■ Text extract ■
□ □ □
During 1997 the Company sold its Advanced Information Systems Division
which had accounted for $1.2 and $2.2 million in contract revenues for the
three month and nine month periods ended September 30, 1996.
COST OF CONTRACT REVENUES. Cost of contract revenues increased 14.8% to
$23.2 million, or 88.9% of contract revenues, for the three months ended
September 30, 1997, from $20.2 million, or 87.2% of contract revenues, for the
comparable period in 1996. Cost of contract revenues decreased 6.9% to $60.6
million, or 87.1% of contract revenues, for the nine months ended September
30, 1997 from $65.1 million, or 92.1% of contract revenues, for the comparable
period in 1996. These decreases in cost of contract revenues as a percentage
of contract revenues resulted primarily from the effect of changes in the
estimated contract value and profitability on the Eastern Zone contract in
1996 and overall higher margins on commercial contracts in 1997.
SG&A. Selling, general and administrative expenses ("SG&A") increased
3.2% to $1.8 million, or 6.8% of contract revenues, for the three months ended
September 30, 1997, from $1.7 million, or 7.5% of contract revenues, for the
comparable period in 1996. SG&A increased 15.3% to $4.7 million, or 6.8% of
contract revenues, for the nine months ended September 30, 1997, from $4.1
million, or 5.8% of contract revenues, for the comparable period in 1996.
Increased bid and proposal costs accounted for the increase in SG&A in 1997
and higher revenues accounted for the decrease in SG&A as a percentage of
contract revenues for the three months ended September 30, 1997 and higher
costs and reduced revenues accounted for the increase in SG&A as a percentage
of contract revenues for the nine months ended September 30, 1997.
OTHER EXPENSES. Other expenses were approximately $0.2 million for the
three months ended September 30, 1997 compared to $0.3 million for the
comparable period in 1996 and approximately $0.5 million for the nine months
ended September 30, 1997 compared to $0.6 million for the comparable period in
1996.
OPERATING PROFIT (LOSS). The Company had an operating profit of $0.9
million for the three months ended September 30, 1997 and 1996 and an
operating profit of $3.7 million for the nine months ended September 30, 1997
compared to $0.8 million for the comparable period in 1996.
INTEREST EXPENSE. Interest expense was approximately $0.8 million for
the three months ended September 30, 1997 compared to $0.3 million for the
comparable period in 1996 and approximately $1.3 million for the nine months
ended September 30, 1997 and compared to $0.8 million for the comparable
period in 1996. As a result of the sale of the discontinued operations, the
Company accrued an additional $2.1 million of contingent interest on the
subordinated debt, of which approximately $1.6 million was allocated to
discontinued operations.
□ □ □
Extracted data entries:
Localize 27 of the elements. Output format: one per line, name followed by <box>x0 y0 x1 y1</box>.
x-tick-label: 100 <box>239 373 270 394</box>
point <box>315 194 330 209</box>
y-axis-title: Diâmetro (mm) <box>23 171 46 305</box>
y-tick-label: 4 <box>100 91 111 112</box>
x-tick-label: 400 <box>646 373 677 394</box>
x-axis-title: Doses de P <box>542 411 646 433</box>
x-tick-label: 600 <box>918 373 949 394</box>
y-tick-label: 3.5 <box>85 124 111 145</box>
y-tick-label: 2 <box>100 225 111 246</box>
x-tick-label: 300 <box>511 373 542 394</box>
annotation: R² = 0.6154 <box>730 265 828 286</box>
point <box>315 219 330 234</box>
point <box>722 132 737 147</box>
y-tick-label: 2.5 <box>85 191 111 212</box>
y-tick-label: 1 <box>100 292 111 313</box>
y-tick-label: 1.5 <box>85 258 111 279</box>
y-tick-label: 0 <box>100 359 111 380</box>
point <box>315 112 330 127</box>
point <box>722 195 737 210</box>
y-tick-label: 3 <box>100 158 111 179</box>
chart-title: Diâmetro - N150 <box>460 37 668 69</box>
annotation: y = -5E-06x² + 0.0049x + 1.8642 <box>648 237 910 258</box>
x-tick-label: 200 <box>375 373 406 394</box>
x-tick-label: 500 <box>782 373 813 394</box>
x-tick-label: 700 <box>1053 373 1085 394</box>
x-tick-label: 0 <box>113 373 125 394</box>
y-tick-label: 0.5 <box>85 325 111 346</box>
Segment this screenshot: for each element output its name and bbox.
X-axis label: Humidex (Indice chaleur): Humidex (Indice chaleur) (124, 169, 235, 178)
□ □ □
■ Challenges ■
**1)** Copy every one of the records above verbatim, line by line.
**2)** Write the next part of the financial results excerpt on the Company's contract revenues and expenses, picking up after its final sentence.

■ Responses to the exercise ■
**1)**
Localize 27 of the elements. Output format: one per line, name followed by <box>x0 y0 x1 y1</box>.
x-tick-label: 100 <box>239 373 270 394</box>
point <box>315 194 330 209</box>
y-axis-title: Diâmetro (mm) <box>23 171 46 305</box>
y-tick-label: 4 <box>100 91 111 112</box>
x-tick-label: 400 <box>646 373 677 394</box>
x-axis-title: Doses de P <box>542 411 646 433</box>
x-tick-label: 600 <box>918 373 949 394</box>
y-tick-label: 3.5 <box>85 124 111 145</box>
y-tick-label: 2 <box>100 225 111 246</box>
x-tick-label: 300 <box>511 373 542 394</box>
annotation: R² = 0.6154 <box>730 265 828 286</box>
point <box>315 219 330 234</box>
point <box>722 132 737 147</box>
y-tick-label: 2.5 <box>85 191 111 212</box>
y-tick-label: 1 <box>100 292 111 313</box>
y-tick-label: 1.5 <box>85 258 111 279</box>
y-tick-label: 0 <box>100 359 111 380</box>
point <box>315 112 330 127</box>
point <box>722 195 737 210</box>
y-tick-label: 3 <box>100 158 111 179</box>
chart-title: Diâmetro - N150 <box>460 37 668 69</box>
annotation: y = -5E-06x² + 0.0049x + 1.8642 <box>648 237 910 258</box>
x-tick-label: 200 <box>375 373 406 394</box>
x-tick-label: 500 <box>782 373 813 394</box>
x-tick-label: 700 <box>1053 373 1085 394</box>
x-tick-label: 0 <box>113 373 125 394</box>
y-tick-label: 0.5 <box>85 325 111 346</box>
Segment this screenshot: for each element output its name and bbox.
X-axis label: Humidex (Indice chaleur): Humidex (Indice chaleur) (124, 169, 235, 178)

**2)**
PROVISION (BENEFIT) FOR INCOME TAXES. The Company had a provision for
income taxes of $0.05 million for the three months ended September 30, 1997
compared to a provision for income taxes of $0.2 million for the comparable
period in 1996 and a provision for income taxes of $0.9 million for the nine
months ended September 30, 1997 compared to a one thousand dollar income tax
benefit for the comparable period in 1996.
INCOME (LOSS) FROM CONTINUING OPERATIONS. The Company had income from
continuing operations of $0.1 million for the three months ended September 30,
1997 compared to $0.4 million for the comparable period in 1996 and income
from continuing operations of $1.5 million for the nine months ended September
30, 1997 compared to a loss from continuing operations of two thousand dollars
for the comparable period in 1996.
INCOME (LOSS) FROM DISCONTINUED OPERATIONS. The Company had a loss from
discontinued operations of $(0.1) million for the three months ended September
30, 1997 compared to a loss from discontinued operations of $(0.3) million for
the comparable period in 1996 and a loss from discontinued operations of
$(1.5) million for the nine months ended September 30, 1997 compared to a loss
from discontinued operations of $(3.4) million for the comparable period in
1996. Revenues of the discontinued operations were $32.9 million and $14.9
million for the three months ended September 30, 1997 and 1996, respectively,
and $69.3 million and $68.2 million for the nine months ended September 30,
1997 and 1996, respectively. The Company increased reserves for estimates of
costs at program completion on the Indostar program that resulted in a $2.8
million reduction in revenues and operating profit in the first quarter of
1996. Interest expense allocated to the discontinued operations was $1.9
million and $1.1 million for the three months ended September 30, 1997 and
1996, respectively, and $3.7 million and $2.6 million for the nine months
ended September 30, 1997 and 1996, respectively. As a result of the Sale of
its Space and Telecommunications Systems business and its Mobile Information
and Communications Services business to Orbital Sciences Corporation, the
Company realized a gain on the disposal of approximately $3.0 million.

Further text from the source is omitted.